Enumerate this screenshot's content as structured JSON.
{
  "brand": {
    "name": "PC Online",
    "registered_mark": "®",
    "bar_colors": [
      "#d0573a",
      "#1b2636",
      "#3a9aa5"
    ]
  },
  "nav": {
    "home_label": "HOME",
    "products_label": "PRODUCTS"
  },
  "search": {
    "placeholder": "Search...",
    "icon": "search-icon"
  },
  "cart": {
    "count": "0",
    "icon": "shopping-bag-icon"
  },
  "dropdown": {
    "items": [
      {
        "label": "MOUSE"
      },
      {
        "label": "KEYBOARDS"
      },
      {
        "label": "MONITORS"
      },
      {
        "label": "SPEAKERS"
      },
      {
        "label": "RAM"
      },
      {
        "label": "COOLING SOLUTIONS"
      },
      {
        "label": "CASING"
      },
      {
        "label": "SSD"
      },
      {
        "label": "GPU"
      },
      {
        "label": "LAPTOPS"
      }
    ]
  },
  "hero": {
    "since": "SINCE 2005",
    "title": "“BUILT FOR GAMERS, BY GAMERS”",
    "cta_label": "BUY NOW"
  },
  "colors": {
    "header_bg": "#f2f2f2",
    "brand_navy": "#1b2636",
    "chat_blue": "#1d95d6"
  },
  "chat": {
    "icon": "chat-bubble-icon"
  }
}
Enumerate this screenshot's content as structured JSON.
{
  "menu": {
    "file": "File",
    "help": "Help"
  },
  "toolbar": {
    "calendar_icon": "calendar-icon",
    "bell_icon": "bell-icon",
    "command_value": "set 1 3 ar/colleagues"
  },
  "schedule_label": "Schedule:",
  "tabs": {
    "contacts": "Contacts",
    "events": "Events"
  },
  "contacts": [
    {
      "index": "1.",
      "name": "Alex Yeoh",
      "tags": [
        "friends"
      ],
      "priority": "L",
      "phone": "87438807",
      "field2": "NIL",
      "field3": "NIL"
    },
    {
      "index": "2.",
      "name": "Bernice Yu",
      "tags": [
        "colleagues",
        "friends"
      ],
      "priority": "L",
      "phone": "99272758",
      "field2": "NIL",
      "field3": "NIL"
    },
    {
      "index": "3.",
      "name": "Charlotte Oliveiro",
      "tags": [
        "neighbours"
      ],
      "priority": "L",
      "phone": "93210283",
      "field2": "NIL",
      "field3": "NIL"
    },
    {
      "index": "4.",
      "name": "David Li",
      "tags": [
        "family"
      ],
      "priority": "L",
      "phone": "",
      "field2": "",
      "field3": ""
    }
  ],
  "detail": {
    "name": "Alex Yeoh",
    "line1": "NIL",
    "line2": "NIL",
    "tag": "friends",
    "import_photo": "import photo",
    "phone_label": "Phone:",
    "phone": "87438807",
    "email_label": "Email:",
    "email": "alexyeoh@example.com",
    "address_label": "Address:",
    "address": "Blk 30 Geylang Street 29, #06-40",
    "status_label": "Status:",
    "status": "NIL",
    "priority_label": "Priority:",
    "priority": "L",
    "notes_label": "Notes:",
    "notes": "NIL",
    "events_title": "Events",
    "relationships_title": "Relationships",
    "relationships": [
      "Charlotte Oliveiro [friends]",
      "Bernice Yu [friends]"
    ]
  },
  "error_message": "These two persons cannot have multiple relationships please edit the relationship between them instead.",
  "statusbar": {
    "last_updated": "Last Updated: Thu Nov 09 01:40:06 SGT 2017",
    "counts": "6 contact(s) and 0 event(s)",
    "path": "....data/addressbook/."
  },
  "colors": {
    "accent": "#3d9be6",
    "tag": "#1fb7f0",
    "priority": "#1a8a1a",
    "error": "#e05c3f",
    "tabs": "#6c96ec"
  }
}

Exercise details: Look over the listing. Pull out every line with the string "Oliveiro" in it.

Problem solution:
      "name": "Charlotte Oliveiro",
      "Charlotte Oliveiro [friends]",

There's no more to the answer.